** BEGIN DATA PROVIDED **

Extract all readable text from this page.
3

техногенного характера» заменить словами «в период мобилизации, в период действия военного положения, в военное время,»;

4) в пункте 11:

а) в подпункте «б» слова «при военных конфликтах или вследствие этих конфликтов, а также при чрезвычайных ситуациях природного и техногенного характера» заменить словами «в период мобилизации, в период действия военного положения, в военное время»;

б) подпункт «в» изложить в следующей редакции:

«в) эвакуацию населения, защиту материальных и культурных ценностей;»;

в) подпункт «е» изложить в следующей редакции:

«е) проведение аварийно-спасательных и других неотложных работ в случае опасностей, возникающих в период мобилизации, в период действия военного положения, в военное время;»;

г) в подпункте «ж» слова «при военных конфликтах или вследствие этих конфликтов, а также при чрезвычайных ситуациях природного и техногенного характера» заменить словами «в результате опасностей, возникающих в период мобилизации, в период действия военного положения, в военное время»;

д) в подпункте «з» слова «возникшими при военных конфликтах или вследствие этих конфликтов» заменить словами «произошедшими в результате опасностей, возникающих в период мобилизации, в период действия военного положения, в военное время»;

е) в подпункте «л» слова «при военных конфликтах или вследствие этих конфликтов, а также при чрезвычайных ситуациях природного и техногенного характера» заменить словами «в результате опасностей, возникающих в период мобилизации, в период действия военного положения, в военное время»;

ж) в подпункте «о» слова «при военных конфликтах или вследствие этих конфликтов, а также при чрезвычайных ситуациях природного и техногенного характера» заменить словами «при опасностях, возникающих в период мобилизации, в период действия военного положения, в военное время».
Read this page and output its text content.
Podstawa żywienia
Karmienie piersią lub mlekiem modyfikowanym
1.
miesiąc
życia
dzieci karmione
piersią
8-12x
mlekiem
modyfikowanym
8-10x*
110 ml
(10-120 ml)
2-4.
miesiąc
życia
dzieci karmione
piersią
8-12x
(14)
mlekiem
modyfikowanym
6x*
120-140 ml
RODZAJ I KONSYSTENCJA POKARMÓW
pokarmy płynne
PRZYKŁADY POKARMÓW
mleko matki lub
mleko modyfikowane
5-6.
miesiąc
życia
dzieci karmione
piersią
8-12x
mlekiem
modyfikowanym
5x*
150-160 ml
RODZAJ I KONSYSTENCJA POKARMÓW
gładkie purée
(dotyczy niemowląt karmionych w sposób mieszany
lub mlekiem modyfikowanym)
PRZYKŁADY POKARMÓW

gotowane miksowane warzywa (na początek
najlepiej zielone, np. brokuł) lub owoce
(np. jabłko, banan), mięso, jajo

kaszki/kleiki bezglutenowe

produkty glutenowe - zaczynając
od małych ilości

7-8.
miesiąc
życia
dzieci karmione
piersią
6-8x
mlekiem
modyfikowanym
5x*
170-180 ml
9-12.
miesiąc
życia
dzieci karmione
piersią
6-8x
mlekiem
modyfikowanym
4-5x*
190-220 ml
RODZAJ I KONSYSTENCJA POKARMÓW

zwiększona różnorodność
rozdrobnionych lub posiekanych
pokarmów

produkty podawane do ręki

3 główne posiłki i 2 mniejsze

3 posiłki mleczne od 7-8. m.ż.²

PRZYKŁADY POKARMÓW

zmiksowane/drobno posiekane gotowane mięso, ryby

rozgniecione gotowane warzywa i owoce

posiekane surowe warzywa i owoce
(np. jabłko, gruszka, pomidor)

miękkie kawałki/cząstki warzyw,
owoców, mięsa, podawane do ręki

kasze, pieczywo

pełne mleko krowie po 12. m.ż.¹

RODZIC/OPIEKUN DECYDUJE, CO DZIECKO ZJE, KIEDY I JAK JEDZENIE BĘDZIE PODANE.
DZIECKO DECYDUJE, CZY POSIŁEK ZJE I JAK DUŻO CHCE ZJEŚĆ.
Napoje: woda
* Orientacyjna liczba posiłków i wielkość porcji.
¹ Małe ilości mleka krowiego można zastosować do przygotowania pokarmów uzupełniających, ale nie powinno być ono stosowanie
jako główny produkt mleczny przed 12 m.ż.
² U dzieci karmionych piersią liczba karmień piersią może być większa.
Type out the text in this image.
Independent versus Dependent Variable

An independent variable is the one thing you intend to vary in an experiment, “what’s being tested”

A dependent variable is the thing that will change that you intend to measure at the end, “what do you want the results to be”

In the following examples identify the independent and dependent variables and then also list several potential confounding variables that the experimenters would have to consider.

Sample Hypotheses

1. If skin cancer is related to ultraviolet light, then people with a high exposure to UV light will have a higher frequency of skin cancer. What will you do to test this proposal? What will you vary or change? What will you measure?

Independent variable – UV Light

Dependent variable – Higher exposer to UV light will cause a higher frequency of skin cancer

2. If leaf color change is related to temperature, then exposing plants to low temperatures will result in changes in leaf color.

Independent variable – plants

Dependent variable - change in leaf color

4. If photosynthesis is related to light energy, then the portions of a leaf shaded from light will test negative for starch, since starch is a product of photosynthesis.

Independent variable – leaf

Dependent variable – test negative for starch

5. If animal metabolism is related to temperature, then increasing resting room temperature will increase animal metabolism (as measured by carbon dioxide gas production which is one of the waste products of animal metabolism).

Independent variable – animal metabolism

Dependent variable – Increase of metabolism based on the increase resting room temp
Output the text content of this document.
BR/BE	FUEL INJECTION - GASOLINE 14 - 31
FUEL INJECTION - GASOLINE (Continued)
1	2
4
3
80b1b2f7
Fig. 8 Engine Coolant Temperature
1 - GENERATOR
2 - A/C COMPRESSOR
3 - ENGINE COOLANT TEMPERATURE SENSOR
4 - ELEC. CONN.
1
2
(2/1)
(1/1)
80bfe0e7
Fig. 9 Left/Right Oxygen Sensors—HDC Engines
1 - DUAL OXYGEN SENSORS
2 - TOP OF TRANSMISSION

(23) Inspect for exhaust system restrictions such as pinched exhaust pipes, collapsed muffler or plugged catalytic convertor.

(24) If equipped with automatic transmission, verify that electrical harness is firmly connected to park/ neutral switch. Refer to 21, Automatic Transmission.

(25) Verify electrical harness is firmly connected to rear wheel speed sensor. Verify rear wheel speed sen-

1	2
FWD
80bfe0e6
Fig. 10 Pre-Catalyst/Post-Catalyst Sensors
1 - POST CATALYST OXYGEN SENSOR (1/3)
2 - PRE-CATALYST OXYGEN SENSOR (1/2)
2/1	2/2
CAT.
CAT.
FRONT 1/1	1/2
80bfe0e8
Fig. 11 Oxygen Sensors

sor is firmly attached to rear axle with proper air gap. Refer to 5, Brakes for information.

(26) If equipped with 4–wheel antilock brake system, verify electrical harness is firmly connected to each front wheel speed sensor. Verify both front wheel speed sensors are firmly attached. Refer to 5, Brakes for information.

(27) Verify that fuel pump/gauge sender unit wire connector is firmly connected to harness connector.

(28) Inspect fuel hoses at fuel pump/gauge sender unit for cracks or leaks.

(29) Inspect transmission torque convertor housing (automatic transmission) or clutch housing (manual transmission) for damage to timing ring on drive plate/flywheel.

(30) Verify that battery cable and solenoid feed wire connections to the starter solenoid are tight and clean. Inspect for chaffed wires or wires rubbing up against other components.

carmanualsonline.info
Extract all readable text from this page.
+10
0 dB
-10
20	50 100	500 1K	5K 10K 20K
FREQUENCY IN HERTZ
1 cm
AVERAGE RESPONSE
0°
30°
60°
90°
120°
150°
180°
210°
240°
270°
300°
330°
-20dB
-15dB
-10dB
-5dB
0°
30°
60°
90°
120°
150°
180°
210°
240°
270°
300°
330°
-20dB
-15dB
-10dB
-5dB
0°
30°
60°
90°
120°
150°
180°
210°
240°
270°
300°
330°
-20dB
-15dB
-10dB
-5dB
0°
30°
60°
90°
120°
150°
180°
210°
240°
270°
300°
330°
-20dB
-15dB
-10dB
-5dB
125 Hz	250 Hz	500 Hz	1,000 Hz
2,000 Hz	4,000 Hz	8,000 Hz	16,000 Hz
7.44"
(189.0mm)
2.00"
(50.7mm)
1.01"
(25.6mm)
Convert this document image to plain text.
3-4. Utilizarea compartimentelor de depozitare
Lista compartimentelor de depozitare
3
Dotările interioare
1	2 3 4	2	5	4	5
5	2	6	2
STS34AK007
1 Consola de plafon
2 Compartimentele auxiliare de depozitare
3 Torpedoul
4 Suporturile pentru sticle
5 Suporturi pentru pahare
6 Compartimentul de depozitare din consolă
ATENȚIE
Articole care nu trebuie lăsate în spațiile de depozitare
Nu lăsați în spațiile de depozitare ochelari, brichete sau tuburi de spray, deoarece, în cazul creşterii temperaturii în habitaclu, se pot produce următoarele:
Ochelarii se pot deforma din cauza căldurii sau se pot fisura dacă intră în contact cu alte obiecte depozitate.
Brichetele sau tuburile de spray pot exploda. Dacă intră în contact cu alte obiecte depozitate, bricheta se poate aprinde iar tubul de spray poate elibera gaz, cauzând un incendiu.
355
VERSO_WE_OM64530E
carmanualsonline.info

** END DATA PROVIDED **

*TASK BRIEF:*
Find the word "DZIECKO" and list each line it appears in.

*WRITTEN REPLY:*
RODZIC/OPIEKUN DECYDUJE, CO DZIECKO ZJE, KIEDY I JAK JEDZENIE BĘDZIE PODANE.
DZIECKO DECYDUJE, CZY POSIŁEK ZJE I JAK DUŻO CHCE ZJEŚĆ.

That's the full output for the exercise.